**What is being asked**
Retype each line exactly. Skip images.

**Records shown**
━━━━
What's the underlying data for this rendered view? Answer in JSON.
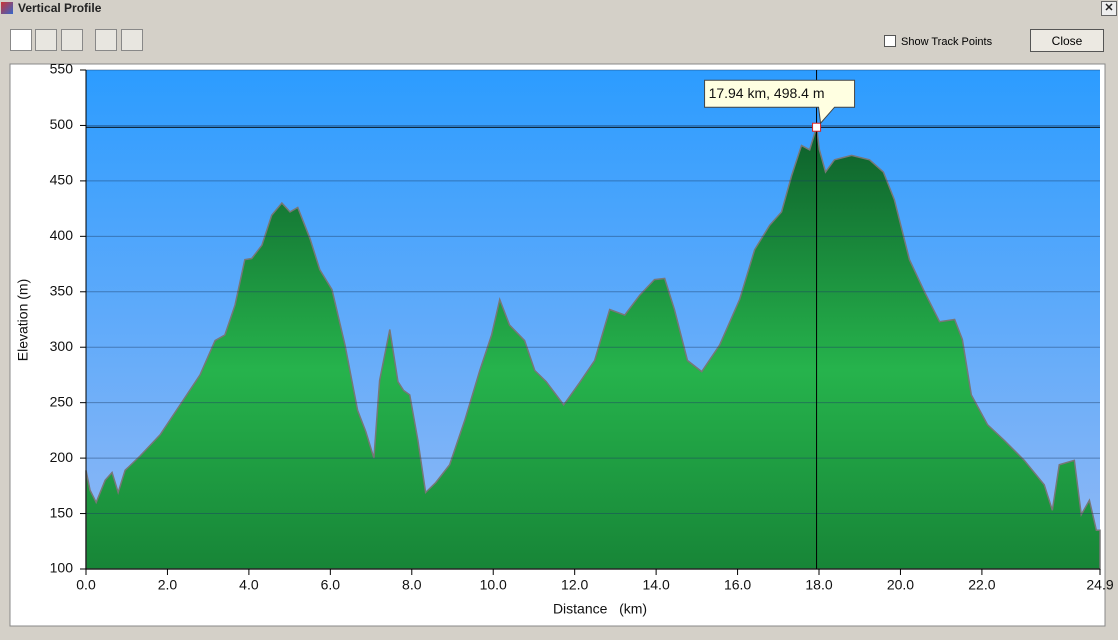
{
  "window": {
    "title": "Vertical Profile",
    "show_track_points": "Show Track Points",
    "close_button": "Close"
  },
  "chart_data": {
    "type": "area",
    "x_label": "Distance   (km)",
    "y_label": "Elevation (m)",
    "x": [
      0.0,
      0.1,
      0.25,
      0.47,
      0.64,
      0.79,
      0.96,
      1.33,
      1.82,
      2.31,
      2.8,
      3.17,
      3.41,
      3.66,
      3.9,
      4.07,
      4.32,
      4.56,
      4.81,
      5.01,
      5.2,
      5.5,
      5.74,
      6.04,
      6.36,
      6.67,
      6.87,
      7.07,
      7.21,
      7.46,
      7.66,
      7.8,
      7.95,
      8.15,
      8.34,
      8.59,
      8.93,
      9.3,
      9.67,
      9.96,
      10.16,
      10.4,
      10.77,
      11.02,
      11.3,
      11.73,
      12.12,
      12.49,
      12.86,
      13.23,
      13.6,
      13.96,
      14.21,
      14.45,
      14.77,
      15.12,
      15.56,
      16.05,
      16.42,
      16.79,
      17.08,
      17.33,
      17.57,
      17.77,
      17.94,
      18.01,
      18.16,
      18.38,
      18.8,
      19.24,
      19.58,
      19.85,
      20.22,
      20.59,
      20.96,
      21.33,
      21.52,
      21.74,
      22.14,
      22.55,
      23.04,
      23.53,
      23.73,
      23.9,
      24.27,
      24.44,
      24.64,
      24.81,
      24.9
    ],
    "values": [
      189,
      171,
      160,
      180,
      187,
      169,
      189,
      202,
      221,
      248,
      275,
      306,
      311,
      338,
      379,
      380,
      392,
      419,
      430,
      422,
      426,
      398,
      370,
      352,
      302,
      243,
      224,
      200,
      270,
      316,
      269,
      261,
      257,
      216,
      169,
      178,
      194,
      234,
      279,
      311,
      343,
      320,
      306,
      279,
      269,
      248,
      268,
      288,
      334,
      329,
      347,
      361,
      362,
      334,
      288,
      278,
      302,
      343,
      388,
      410,
      422,
      455,
      482,
      478,
      498.4,
      478,
      458,
      469,
      473,
      469,
      458,
      433,
      379,
      350,
      323,
      325,
      307,
      257,
      230,
      216,
      198,
      176,
      153,
      194,
      198,
      149,
      162,
      135,
      135
    ],
    "color": "#1f9a42",
    "xlim": [
      0,
      24.9
    ],
    "ylim": [
      100,
      550
    ],
    "xticks": [
      {
        "value": 0,
        "label": "0.0"
      },
      {
        "value": 2,
        "label": "2.0"
      },
      {
        "value": 4,
        "label": "4.0"
      },
      {
        "value": 6,
        "label": "6.0"
      },
      {
        "value": 8,
        "label": "8.0"
      },
      {
        "value": 10,
        "label": "10.0"
      },
      {
        "value": 12,
        "label": "12.0"
      },
      {
        "value": 14,
        "label": "14.0"
      },
      {
        "value": 16,
        "label": "16.0"
      },
      {
        "value": 18,
        "label": "18.0"
      },
      {
        "value": 20,
        "label": "20.0"
      },
      {
        "value": 22,
        "label": "22.0"
      },
      24.9
    ],
    "yticks": [
      100,
      150,
      200,
      250,
      300,
      350,
      400,
      450,
      500,
      550
    ],
    "grid": true,
    "cursor": {
      "x": 17.94,
      "y": 498.4,
      "label": "17.94 km, 498.4 m"
    }
  }
}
━━━━
**Exercise response**
What's the underlying data for this rendered view? Answer in JSON.
{
  "window": {
    "title": "Vertical Profile",
    "show_track_points": "Show Track Points",
    "close_button": "Close"
  },
  "chart_data": {
    "type": "area",
    "x_label": "Distance   (km)",
    "y_label": "Elevation (m)",
    "x": [
      0.0,
      0.1,
      0.25,
      0.47,
      0.64,
      0.79,
      0.96,
      1.33,
      1.82,
      2.31,
      2.8,
      3.17,
      3.41,
      3.66,
      3.9,
      4.07,
      4.32,
      4.56,
      4.81,
      5.01,
      5.2,
      5.5,
      5.74,
      6.04,
      6.36,
      6.67,
      6.87,
      7.07,
      7.21,
      7.46,
      7.66,
      7.8,
      7.95,
      8.15,
      8.34,
      8.59,
      8.93,
      9.3,
      9.67,
      9.96,
      10.16,
      10.4,
      10.77,
      11.02,
      11.3,
      11.73,
      12.12,
      12.49,
      12.86,
      13.23,
      13.6,
      13.96,
      14.21,
      14.45,
      14.77,
      15.12,
      15.56,
      16.05,
      16.42,
      16.79,
      17.08,
      17.33,
      17.57,
      17.77,
      17.94,
      18.01,
      18.16,
      18.38,
      18.8,
      19.24,
      19.58,
      19.85,
      20.22,
      20.59,
      20.96,
      21.33,
      21.52,
      21.74,
      22.14,
      22.55,
      23.04,
      23.53,
      23.73,
      23.9,
      24.27,
      24.44,
      24.64,
      24.81,
      24.9
    ],
    "values": [
      189,
      171,
      160,
      180,
      187,
      169,
      189,
      202,
      221,
      248,
      275,
      306,
      311,
      338,
      379,
      380,
      392,
      419,
      430,
      422,
      426,
      398,
      370,
      352,
      302,
      243,
      224,
      200,
      270,
      316,
      269,
      261,
      257,
      216,
      169,
      178,
      194,
      234,
      279,
      311,
      343,
      320,
      306,
      279,
      269,
      248,
      268,
      288,
      334,
      329,
      347,
      361,
      362,
      334,
      288,
      278,
      302,
      343,
      388,
      410,
      422,
      455,
      482,
      478,
      498.4,
      478,
      458,
      469,
      473,
      469,
      458,
      433,
      379,
      350,
      323,
      325,
      307,
      257,
      230,
      216,
      198,
      176,
      153,
      194,
      198,
      149,
      162,
      135,
      135
    ],
    "color": "#1f9a42",
    "xlim": [
      0,
      24.9
    ],
    "ylim": [
      100,
      550
    ],
    "xticks": [
      {
        "value": 0,
        "label": "0.0"
      },
      {
        "value": 2,
        "label": "2.0"
      },
      {
        "value": 4,
        "label": "4.0"
      },
      {
        "value": 6,
        "label": "6.0"
      },
      {
        "value": 8,
        "label": "8.0"
      },
      {
        "value": 10,
        "label": "10.0"
      },
      {
        "value": 12,
        "label": "12.0"
      },
      {
        "value": 14,
        "label": "14.0"
      },
      {
        "value": 16,
        "label": "16.0"
      },
      {
        "value": 18,
        "label": "18.0"
      },
      {
        "value": 20,
        "label": "20.0"
      },
      {
        "value": 22,
        "label": "22.0"
      },
      24.9
    ],
    "yticks": [
      100,
      150,
      200,
      250,
      300,
      350,
      400,
      450,
      500,
      550
    ],
    "grid": true,
    "cursor": {
      "x": 17.94,
      "y": 498.4,
      "label": "17.94 km, 498.4 m"
    }
  }
}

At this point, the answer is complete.